**What to do**.
Each line containing the word "name" needs to be copied.

**Data supplied**.
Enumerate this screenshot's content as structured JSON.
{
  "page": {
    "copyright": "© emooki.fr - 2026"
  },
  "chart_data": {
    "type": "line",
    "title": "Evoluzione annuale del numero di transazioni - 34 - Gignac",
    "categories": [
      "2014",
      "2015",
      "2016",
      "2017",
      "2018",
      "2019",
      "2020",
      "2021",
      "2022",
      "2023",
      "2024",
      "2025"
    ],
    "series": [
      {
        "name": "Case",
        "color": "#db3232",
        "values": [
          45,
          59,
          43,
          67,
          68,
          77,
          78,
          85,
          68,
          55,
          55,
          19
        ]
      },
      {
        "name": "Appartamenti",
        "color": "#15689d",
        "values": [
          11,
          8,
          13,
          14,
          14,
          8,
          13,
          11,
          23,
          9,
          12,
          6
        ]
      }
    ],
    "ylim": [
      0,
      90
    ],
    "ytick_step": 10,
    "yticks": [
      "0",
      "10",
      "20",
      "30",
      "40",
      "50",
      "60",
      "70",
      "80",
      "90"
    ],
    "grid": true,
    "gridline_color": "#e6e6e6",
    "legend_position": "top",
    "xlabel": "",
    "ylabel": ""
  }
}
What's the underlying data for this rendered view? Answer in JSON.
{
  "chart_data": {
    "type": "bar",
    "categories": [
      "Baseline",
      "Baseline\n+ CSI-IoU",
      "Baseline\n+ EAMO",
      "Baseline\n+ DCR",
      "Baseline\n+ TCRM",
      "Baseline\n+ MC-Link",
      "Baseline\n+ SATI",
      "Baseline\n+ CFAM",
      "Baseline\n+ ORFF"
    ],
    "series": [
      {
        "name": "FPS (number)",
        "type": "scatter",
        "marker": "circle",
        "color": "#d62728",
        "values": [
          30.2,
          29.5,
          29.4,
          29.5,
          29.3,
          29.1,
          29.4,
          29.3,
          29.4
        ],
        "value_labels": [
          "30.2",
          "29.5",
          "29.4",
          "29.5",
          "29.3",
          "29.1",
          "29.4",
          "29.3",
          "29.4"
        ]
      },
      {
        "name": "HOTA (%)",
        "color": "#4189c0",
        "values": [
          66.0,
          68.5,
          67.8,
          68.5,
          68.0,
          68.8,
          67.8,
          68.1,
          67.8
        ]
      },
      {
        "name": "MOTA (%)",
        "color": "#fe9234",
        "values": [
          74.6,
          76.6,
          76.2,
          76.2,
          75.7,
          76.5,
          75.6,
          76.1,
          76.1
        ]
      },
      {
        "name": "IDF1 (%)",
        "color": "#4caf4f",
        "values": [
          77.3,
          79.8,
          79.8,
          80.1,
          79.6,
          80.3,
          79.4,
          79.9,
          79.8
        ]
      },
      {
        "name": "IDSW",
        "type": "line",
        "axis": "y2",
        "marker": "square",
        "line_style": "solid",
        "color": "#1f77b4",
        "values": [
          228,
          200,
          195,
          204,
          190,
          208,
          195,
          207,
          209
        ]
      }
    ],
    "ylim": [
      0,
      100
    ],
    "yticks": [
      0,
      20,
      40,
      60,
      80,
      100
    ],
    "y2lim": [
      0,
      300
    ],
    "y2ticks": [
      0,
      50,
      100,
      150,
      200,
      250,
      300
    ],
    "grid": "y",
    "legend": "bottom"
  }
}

**Answer below**.
        "name": "Case",
        "name": "Appartamenti",
        "name": "FPS (number)",
        "name": "HOTA (%)",
        "name": "MOTA (%)",
        "name": "IDF1 (%)",
        "name": "IDSW",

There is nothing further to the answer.